#### TEXT EXTRACT

-------------------------

Grandad terrified he'll be next victim of AI deepfake porn

A RETIRED 80-year-old with no social media presence is understandably afraid his likeness will be stolen to generate pornographic deepfakes on the dark web. 

Octogenarian Norman Steele has asked that all pictures his grandchildren might have posted online of him in the past decade are scrubbed from the internet to protect him from becoming a victim of explicit revenge porn.

He explained: “I read in the paper that these AI gadgets take your face and put it on someone else’s body, making it look like you’re doing something you never did. Like having it off with the woman on top.

“While I wish I was romping with Kylie Minogue, and I could now Mary’s gone, it’s not appropriate for any Tom, Dick or Harry to make that into a video and share it around for everyone to see. Indonesia could be watching that nightly and I wouldn’t know.

-------------------------

[Box coordinate listings]

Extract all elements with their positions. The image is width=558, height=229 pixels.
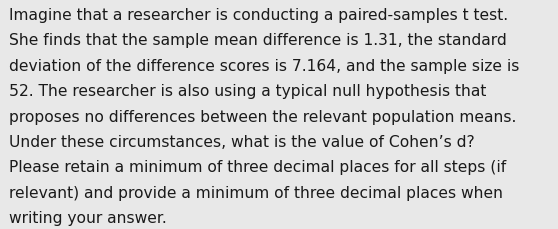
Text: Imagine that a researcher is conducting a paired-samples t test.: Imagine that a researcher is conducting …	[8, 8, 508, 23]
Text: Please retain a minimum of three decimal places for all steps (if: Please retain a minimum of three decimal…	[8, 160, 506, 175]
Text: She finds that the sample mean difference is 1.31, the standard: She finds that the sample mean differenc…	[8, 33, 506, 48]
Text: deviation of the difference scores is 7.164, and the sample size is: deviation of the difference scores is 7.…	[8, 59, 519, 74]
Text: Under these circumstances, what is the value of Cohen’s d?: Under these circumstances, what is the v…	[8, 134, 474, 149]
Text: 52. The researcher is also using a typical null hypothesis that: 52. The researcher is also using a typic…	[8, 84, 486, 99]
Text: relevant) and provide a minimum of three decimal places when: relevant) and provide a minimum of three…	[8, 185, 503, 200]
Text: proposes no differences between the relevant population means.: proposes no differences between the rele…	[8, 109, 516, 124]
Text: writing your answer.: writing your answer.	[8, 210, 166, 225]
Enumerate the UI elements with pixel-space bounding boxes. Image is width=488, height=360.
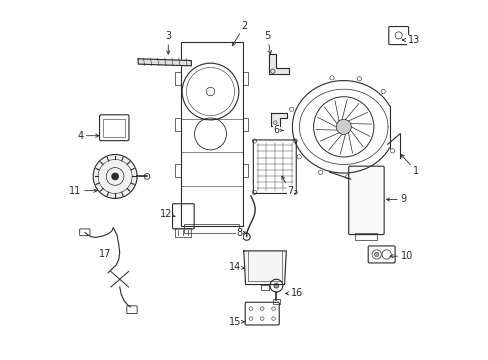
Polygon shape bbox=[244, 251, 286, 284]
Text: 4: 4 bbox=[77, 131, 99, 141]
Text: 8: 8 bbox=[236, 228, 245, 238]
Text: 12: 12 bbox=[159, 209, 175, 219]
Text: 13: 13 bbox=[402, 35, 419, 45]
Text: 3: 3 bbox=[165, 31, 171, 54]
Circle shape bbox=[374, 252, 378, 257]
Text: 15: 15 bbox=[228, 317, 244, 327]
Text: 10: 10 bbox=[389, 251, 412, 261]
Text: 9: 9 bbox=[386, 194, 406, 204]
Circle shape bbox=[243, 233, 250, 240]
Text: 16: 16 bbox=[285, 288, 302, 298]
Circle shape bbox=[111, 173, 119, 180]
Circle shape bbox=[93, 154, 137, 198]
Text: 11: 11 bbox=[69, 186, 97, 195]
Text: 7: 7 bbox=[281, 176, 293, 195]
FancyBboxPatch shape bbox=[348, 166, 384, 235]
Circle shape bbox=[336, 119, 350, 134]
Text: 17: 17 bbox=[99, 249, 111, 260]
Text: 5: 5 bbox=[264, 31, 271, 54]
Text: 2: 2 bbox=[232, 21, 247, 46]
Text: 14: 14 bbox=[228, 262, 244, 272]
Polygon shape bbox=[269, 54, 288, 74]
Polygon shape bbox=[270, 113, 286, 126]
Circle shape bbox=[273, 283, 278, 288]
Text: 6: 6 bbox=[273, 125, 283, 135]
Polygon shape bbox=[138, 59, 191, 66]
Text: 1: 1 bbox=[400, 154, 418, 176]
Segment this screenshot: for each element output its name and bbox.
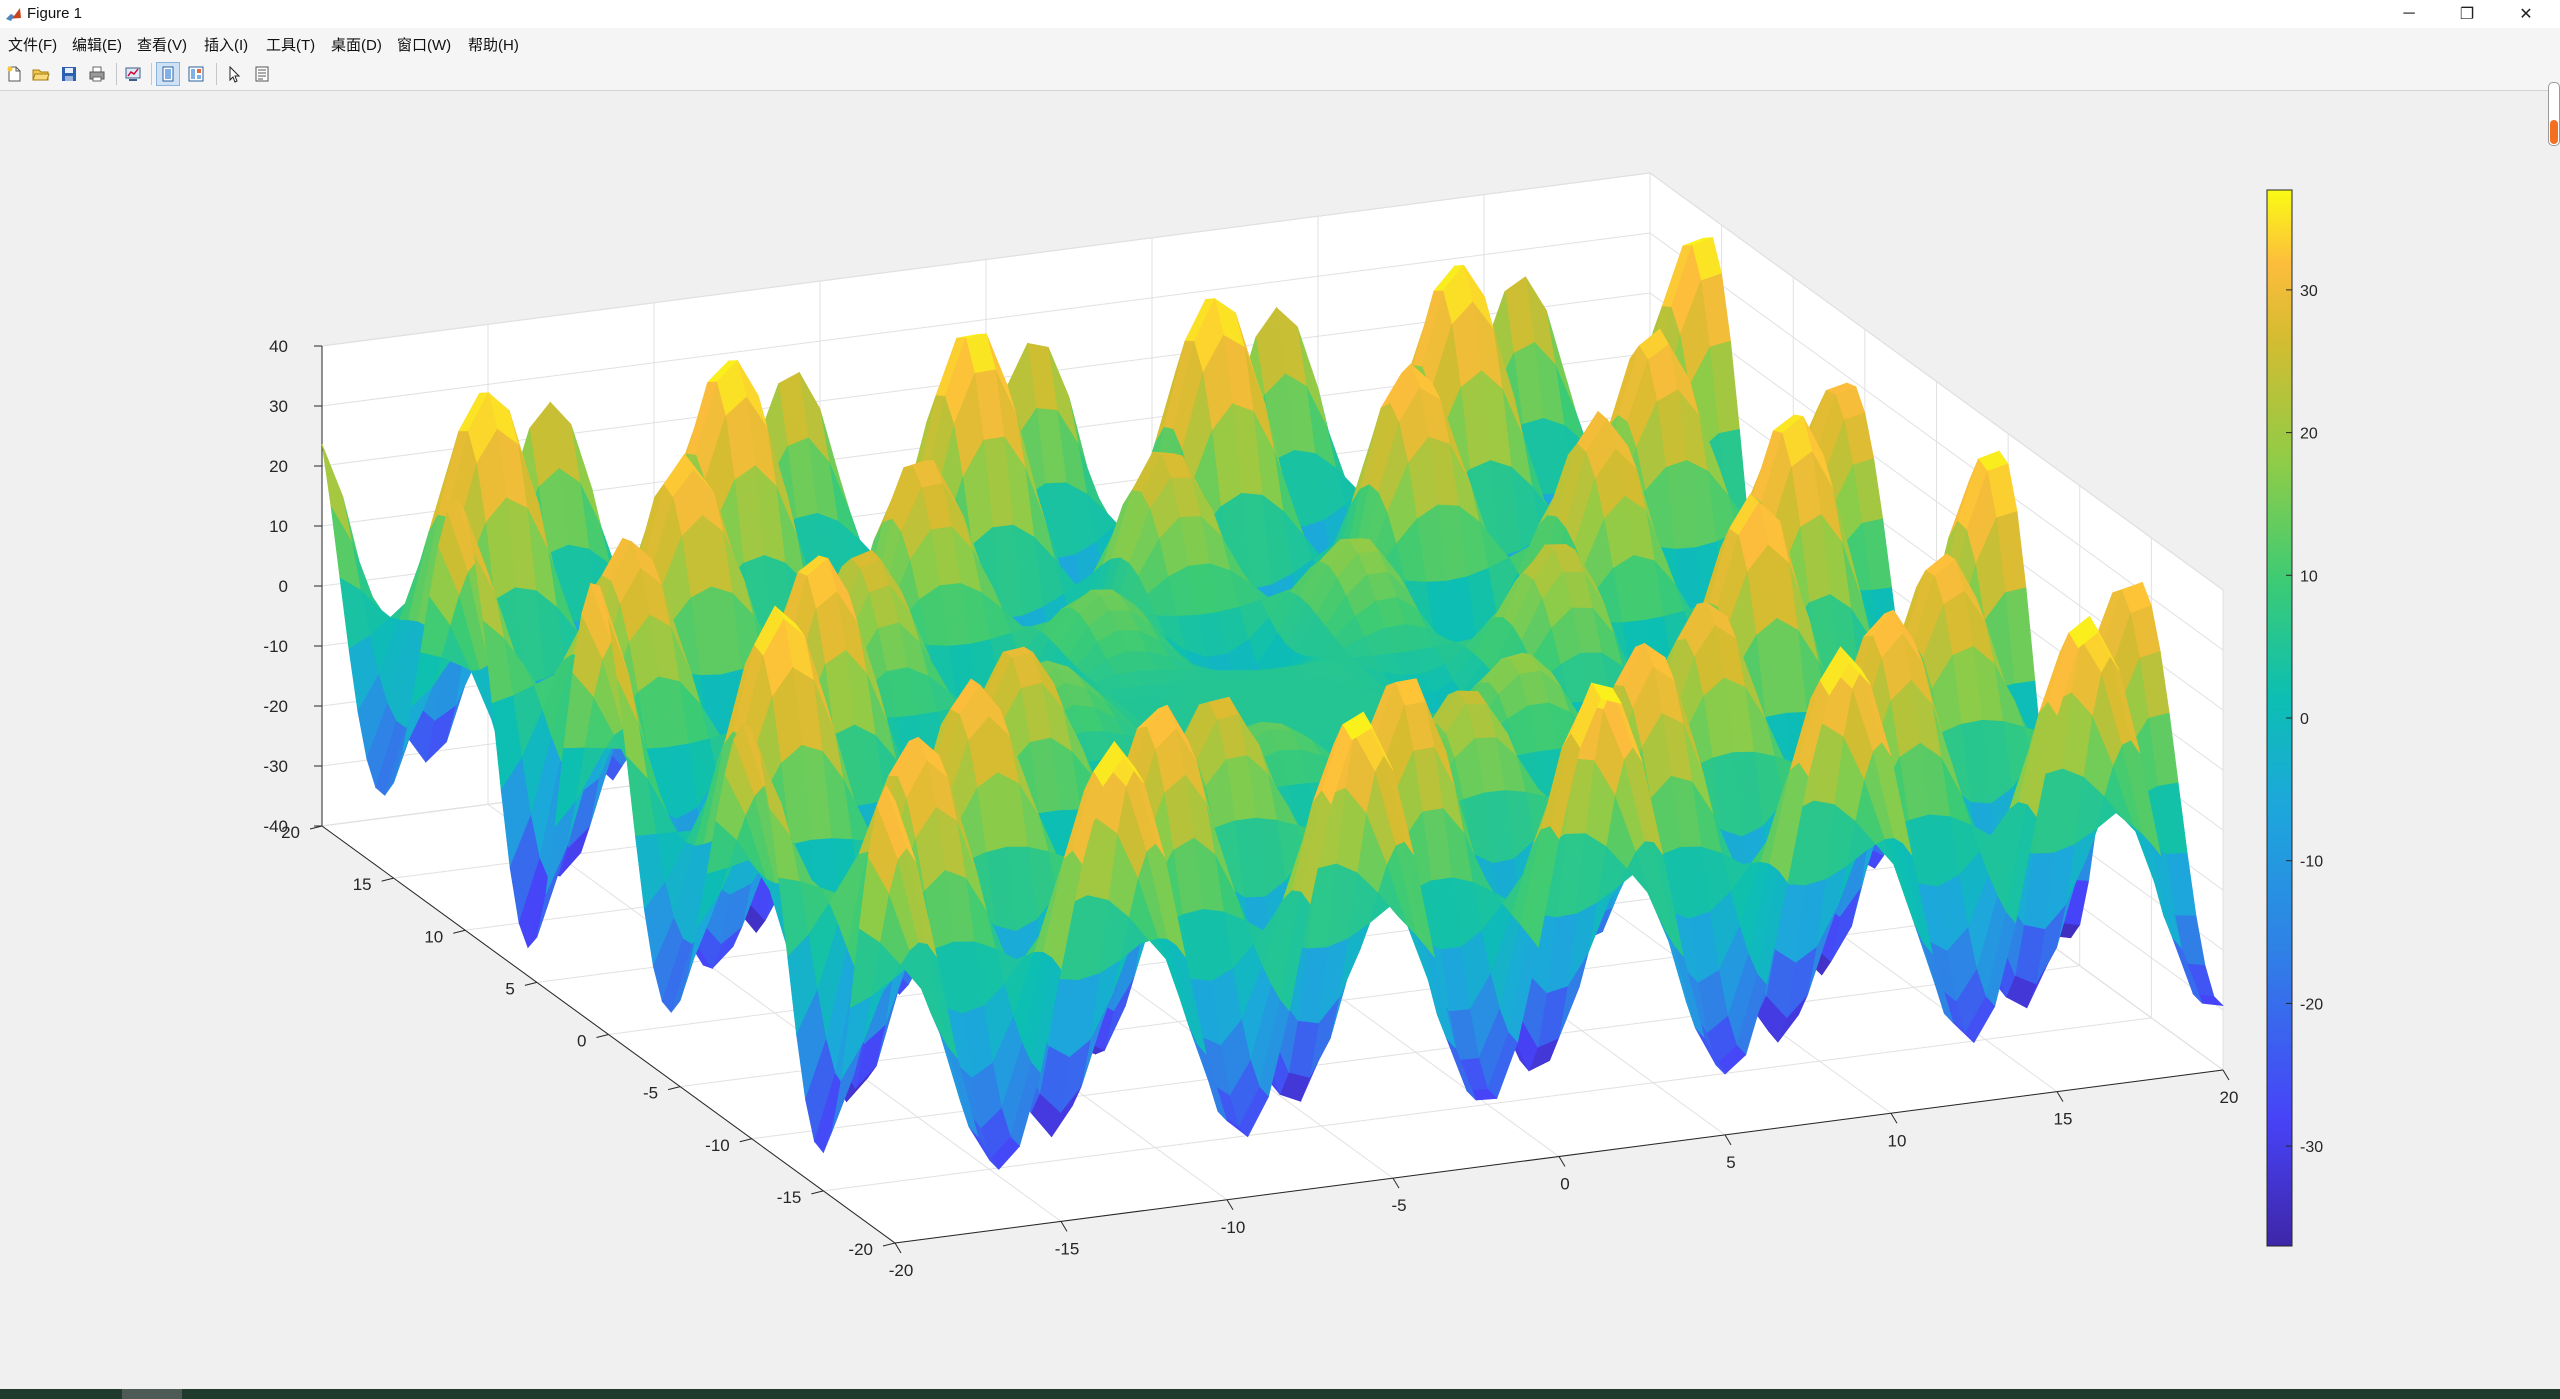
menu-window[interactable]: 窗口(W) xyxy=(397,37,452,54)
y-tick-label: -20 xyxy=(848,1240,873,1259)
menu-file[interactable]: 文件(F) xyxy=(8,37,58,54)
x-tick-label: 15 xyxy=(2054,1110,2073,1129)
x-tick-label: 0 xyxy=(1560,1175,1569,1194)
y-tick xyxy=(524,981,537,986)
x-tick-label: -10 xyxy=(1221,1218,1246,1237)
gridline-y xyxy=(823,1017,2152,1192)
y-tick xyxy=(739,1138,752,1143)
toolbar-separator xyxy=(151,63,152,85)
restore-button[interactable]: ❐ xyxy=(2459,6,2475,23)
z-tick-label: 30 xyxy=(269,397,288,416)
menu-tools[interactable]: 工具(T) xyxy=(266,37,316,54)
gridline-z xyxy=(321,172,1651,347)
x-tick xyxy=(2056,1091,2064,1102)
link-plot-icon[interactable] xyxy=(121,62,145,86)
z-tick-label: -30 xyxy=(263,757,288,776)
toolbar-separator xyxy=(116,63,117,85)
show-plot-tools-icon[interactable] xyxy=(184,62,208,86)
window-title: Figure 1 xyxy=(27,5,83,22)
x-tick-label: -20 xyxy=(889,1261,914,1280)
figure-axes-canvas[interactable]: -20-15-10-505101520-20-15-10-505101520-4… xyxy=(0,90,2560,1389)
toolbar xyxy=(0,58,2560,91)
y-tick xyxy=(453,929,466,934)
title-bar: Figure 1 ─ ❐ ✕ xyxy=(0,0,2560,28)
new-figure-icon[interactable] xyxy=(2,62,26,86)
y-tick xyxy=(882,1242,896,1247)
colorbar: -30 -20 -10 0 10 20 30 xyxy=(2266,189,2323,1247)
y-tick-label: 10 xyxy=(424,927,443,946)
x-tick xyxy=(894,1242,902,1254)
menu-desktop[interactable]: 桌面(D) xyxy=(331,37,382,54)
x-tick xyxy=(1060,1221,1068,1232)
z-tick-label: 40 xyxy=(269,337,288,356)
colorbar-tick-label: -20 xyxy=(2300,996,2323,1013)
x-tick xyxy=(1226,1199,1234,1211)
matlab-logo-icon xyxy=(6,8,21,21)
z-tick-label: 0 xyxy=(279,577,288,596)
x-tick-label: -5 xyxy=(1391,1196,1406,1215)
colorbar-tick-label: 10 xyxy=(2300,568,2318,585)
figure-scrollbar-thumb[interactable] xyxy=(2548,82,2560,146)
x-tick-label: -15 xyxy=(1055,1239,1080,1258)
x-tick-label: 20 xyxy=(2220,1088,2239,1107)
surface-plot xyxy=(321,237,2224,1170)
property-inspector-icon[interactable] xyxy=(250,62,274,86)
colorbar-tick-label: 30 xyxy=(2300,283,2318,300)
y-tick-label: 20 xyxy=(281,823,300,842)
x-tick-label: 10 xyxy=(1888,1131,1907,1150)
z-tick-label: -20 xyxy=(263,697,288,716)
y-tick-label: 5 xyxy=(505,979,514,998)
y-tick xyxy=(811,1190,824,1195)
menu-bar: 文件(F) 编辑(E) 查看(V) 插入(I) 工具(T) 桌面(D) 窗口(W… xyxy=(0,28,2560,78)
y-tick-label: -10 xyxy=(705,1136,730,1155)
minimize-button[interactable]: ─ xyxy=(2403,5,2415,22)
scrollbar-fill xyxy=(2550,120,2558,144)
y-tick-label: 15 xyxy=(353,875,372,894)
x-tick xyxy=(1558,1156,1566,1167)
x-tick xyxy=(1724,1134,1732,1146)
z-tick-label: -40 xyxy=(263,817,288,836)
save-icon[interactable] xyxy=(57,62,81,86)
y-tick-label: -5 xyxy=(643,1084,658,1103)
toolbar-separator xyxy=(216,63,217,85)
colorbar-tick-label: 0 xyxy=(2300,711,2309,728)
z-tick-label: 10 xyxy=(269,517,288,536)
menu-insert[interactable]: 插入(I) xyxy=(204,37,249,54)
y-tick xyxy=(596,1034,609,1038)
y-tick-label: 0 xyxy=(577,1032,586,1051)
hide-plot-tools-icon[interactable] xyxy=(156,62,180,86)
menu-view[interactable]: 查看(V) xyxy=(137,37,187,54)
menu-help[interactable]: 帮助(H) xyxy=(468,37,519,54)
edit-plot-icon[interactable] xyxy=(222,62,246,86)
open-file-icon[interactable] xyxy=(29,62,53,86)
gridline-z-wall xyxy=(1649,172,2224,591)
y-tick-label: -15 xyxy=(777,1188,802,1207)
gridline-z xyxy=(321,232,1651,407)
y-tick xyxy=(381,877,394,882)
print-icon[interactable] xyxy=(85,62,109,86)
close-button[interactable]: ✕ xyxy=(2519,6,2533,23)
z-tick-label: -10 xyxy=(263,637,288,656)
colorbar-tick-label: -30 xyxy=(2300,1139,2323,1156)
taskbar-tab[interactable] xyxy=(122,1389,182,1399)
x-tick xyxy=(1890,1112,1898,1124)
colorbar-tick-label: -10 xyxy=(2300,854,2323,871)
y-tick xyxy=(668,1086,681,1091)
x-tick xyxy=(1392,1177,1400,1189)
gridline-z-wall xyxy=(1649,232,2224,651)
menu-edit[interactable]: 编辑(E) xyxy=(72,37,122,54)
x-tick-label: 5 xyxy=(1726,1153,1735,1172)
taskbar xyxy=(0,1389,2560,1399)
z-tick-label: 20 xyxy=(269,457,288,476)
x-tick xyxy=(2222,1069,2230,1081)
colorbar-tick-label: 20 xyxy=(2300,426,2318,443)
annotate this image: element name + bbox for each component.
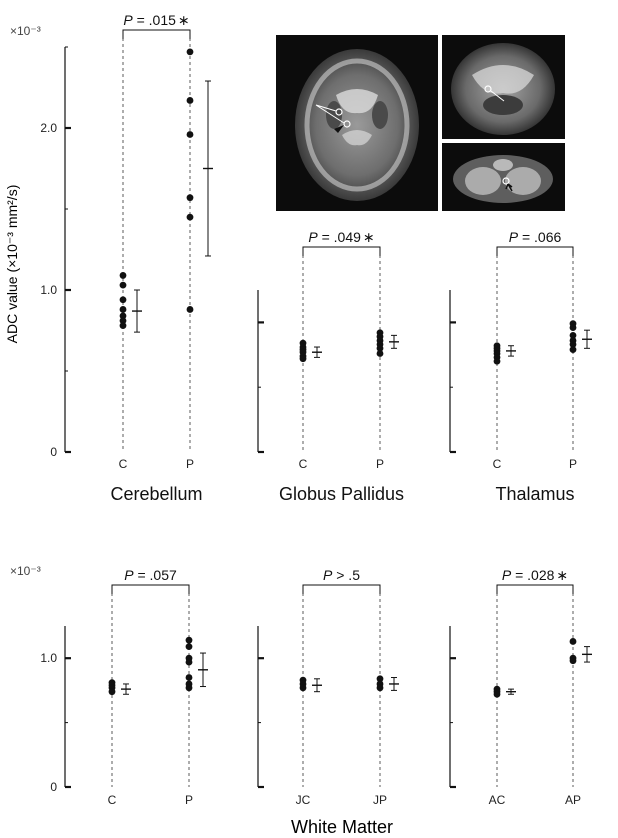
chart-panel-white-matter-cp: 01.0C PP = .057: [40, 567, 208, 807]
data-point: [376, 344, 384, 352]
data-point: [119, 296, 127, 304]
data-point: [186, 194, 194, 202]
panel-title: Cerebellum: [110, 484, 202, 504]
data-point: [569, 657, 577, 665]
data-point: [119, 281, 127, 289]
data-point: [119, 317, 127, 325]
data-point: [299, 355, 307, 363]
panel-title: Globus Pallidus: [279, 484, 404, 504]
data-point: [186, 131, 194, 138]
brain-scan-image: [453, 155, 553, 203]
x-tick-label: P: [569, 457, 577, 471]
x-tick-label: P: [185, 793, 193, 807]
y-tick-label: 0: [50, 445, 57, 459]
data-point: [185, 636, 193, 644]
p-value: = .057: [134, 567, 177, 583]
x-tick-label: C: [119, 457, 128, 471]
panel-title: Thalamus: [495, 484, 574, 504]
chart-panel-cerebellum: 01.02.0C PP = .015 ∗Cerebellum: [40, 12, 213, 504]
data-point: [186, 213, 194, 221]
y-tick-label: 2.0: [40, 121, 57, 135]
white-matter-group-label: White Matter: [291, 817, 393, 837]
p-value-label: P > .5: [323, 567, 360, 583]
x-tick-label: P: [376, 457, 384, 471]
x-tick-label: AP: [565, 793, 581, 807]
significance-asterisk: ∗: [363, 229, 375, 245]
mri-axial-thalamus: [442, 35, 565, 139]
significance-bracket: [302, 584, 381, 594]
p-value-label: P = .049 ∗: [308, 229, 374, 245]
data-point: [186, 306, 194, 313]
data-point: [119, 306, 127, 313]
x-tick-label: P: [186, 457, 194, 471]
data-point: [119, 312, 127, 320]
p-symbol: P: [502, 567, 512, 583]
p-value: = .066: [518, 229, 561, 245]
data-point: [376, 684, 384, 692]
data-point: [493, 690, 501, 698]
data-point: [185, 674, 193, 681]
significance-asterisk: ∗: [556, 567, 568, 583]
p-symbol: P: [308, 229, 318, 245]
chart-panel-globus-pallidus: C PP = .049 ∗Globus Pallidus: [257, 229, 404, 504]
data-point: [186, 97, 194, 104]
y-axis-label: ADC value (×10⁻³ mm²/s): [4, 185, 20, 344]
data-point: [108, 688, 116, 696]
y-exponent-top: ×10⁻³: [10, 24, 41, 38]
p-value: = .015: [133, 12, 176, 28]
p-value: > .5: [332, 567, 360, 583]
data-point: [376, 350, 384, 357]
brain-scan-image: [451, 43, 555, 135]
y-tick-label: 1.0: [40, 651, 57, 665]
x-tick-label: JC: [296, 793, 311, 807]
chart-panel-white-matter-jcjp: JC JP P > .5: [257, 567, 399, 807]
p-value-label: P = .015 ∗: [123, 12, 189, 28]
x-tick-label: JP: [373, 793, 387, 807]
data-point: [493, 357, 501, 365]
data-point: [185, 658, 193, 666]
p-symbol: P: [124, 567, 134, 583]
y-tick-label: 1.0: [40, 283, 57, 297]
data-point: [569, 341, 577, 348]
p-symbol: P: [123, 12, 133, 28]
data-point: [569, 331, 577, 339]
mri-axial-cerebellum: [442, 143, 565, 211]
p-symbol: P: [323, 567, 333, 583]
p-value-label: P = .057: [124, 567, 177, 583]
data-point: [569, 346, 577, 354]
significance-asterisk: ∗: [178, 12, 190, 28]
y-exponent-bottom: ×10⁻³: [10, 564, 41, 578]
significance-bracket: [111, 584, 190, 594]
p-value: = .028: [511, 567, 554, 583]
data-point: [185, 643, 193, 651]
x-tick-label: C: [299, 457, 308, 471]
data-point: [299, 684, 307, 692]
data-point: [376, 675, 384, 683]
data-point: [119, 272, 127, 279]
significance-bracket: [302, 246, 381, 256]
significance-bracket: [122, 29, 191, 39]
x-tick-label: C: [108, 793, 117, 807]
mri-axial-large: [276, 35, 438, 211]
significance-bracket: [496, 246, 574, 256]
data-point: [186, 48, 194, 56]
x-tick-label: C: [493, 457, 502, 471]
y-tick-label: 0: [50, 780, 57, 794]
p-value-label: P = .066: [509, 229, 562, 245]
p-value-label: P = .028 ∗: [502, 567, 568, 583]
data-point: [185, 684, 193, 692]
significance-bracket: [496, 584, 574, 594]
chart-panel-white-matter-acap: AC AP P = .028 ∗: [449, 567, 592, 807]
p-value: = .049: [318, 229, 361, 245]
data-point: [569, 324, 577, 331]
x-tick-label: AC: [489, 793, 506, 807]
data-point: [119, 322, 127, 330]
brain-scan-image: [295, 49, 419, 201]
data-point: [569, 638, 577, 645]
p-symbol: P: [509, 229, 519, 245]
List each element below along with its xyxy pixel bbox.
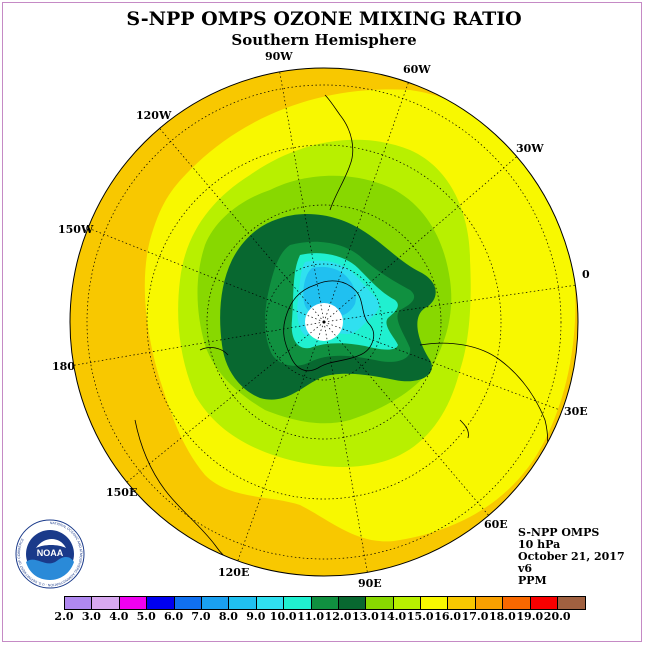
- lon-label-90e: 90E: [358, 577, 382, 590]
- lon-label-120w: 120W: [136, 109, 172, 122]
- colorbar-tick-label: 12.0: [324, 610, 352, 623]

-------------------------

#### EXERCISE SET
1. From the deepfake article, return the passage that begins with the words containing "Octogenarian Norman Steele" and ends with "explicit revenge porn.".
2. Answer these questions about the deepfake article:
(a) How old is the retired man described in the article?
(b) Which pictures has Norman Steele asked to have removed from the internet?
(c) Which country does he say could be watching such a video nightly?

#### ANSWERS
1.
Octogenarian Norman Steele has asked that all pictures his grandchildren might have posted online of him in the past decade are scrubbed from the internet to protect him from becoming a victim of explicit revenge porn.

2.
(a) 80 years old.
(b) All pictures of him that his grandchildren might have posted online in the past decade.
(c) Indonesia.